[Data extracted from a collection]
----------
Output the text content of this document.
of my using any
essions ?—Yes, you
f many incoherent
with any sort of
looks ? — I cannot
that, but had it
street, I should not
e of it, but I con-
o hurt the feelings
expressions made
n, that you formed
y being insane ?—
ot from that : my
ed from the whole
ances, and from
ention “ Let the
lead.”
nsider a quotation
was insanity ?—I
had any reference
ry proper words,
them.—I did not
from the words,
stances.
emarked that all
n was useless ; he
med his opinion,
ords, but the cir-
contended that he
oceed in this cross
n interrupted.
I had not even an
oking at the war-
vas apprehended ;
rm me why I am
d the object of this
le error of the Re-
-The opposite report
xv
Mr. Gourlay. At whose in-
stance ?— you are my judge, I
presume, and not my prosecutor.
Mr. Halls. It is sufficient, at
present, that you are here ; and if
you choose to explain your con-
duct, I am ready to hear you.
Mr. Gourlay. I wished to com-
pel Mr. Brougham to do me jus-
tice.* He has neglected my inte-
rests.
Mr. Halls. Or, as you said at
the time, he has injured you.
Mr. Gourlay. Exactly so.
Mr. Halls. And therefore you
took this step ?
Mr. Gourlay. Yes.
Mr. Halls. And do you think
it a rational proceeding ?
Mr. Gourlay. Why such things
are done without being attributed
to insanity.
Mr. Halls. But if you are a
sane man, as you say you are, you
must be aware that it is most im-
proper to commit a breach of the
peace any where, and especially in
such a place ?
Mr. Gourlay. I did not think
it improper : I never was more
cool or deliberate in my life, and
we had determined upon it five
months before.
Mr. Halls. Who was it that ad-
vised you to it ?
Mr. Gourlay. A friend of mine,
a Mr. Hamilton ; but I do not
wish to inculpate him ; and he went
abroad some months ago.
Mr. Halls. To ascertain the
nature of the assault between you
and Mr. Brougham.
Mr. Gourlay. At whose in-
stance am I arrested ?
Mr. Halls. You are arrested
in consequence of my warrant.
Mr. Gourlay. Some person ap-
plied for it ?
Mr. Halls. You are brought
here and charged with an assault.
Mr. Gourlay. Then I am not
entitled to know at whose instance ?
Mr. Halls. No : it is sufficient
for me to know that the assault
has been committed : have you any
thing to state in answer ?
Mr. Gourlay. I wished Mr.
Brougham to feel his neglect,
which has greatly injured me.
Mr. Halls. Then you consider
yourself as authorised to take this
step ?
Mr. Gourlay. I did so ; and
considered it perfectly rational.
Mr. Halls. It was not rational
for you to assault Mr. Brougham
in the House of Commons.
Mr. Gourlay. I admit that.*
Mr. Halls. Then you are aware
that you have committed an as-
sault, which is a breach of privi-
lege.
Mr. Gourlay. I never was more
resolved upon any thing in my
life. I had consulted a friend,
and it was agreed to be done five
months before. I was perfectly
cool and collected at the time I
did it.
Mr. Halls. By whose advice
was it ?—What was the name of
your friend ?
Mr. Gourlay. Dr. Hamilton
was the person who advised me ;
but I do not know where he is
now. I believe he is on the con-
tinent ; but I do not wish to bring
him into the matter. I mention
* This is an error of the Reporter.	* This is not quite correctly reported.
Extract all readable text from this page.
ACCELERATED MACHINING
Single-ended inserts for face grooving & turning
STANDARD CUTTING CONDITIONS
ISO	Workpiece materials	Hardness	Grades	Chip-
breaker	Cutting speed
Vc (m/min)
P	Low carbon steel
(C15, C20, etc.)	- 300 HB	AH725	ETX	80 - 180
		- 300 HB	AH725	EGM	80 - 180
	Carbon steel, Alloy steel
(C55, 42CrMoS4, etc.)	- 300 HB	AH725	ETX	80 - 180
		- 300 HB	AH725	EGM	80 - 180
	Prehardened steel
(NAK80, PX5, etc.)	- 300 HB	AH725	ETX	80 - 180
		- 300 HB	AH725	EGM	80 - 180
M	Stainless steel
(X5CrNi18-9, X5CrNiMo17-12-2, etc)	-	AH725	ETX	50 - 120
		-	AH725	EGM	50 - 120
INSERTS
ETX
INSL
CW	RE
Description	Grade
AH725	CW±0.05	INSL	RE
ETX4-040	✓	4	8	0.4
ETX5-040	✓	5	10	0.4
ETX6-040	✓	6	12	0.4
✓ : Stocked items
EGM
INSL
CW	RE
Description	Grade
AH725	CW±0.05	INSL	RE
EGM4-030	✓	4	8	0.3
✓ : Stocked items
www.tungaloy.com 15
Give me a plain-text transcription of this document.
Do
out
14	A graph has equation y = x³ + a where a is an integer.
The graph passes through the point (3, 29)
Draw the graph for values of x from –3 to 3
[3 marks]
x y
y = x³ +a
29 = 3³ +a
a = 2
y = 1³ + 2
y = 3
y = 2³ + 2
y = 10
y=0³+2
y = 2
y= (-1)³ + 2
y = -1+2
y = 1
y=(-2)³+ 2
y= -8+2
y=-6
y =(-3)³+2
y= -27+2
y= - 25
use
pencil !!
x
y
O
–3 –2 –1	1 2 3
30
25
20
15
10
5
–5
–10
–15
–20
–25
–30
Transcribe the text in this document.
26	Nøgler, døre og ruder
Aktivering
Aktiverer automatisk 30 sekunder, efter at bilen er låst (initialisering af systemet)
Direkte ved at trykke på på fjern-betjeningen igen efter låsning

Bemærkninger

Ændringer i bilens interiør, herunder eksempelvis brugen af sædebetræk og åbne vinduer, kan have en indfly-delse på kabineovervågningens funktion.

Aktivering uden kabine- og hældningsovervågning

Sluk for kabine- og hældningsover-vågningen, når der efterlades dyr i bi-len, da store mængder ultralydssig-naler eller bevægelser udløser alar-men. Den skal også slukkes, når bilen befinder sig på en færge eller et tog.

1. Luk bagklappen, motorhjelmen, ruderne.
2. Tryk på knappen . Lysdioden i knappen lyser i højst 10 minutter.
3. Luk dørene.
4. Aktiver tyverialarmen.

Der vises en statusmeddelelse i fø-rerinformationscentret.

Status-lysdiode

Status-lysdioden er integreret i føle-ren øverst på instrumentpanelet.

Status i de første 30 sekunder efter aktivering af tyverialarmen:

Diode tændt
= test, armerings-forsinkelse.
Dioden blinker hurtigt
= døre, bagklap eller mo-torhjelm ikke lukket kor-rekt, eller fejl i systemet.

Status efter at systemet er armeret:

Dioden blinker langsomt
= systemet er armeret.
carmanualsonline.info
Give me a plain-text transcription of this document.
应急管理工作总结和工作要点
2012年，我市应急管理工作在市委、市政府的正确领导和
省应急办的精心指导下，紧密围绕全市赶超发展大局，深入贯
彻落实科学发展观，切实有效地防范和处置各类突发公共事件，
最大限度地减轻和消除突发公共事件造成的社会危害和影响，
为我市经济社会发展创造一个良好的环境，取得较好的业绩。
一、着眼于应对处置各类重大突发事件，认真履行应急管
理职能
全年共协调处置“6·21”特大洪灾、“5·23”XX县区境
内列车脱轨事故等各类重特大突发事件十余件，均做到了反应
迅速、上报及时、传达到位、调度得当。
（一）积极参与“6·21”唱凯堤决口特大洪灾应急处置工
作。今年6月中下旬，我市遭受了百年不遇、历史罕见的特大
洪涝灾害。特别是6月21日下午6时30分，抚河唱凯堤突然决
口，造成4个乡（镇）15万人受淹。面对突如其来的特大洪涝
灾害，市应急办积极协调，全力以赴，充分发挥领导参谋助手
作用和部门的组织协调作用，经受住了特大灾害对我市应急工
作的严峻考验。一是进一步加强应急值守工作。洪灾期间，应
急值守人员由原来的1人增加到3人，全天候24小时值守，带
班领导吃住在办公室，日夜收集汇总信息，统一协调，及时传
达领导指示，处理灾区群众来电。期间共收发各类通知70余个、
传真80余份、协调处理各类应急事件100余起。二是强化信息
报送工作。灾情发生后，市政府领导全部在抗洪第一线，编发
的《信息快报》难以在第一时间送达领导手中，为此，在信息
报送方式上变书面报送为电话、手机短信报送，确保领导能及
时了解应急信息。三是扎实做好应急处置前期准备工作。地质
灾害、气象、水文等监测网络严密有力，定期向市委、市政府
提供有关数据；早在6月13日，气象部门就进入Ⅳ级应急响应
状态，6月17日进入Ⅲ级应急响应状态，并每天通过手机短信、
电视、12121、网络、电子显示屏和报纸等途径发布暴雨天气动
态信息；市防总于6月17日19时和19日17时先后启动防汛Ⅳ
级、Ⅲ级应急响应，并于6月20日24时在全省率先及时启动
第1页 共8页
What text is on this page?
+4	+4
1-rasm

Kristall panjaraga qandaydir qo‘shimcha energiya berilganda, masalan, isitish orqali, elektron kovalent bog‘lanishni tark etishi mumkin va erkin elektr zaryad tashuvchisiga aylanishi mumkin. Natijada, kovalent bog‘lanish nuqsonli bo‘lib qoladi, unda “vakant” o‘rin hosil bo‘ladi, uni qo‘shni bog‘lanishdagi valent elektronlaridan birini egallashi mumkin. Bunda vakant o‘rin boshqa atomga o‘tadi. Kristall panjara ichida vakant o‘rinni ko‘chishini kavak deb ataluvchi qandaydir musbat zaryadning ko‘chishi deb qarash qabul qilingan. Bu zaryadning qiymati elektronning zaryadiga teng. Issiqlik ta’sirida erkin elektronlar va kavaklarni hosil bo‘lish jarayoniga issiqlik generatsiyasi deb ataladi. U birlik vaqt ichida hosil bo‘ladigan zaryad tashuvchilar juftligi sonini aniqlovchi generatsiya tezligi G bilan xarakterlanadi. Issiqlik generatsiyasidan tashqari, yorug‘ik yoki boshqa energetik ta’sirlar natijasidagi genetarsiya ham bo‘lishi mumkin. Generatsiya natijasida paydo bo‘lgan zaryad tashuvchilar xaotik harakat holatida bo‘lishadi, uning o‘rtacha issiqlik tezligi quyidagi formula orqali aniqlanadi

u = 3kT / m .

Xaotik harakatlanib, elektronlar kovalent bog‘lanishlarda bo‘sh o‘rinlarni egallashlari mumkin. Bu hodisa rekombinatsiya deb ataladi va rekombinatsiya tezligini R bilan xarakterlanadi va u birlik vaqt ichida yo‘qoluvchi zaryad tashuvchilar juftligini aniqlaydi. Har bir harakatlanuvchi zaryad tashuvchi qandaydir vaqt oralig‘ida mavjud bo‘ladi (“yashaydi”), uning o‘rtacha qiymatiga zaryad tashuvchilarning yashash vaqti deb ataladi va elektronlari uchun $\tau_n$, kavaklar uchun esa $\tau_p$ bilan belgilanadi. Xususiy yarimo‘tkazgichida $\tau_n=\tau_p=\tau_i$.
----------
§ OBJECTIVE
Copy every line in the records above that contains the word "document".

§ EXERCISE RESULT
Output the text content of this document.
Give me a plain-text transcription of this document.
Transcribe the text in this document.
Give me a plain-text transcription of this document.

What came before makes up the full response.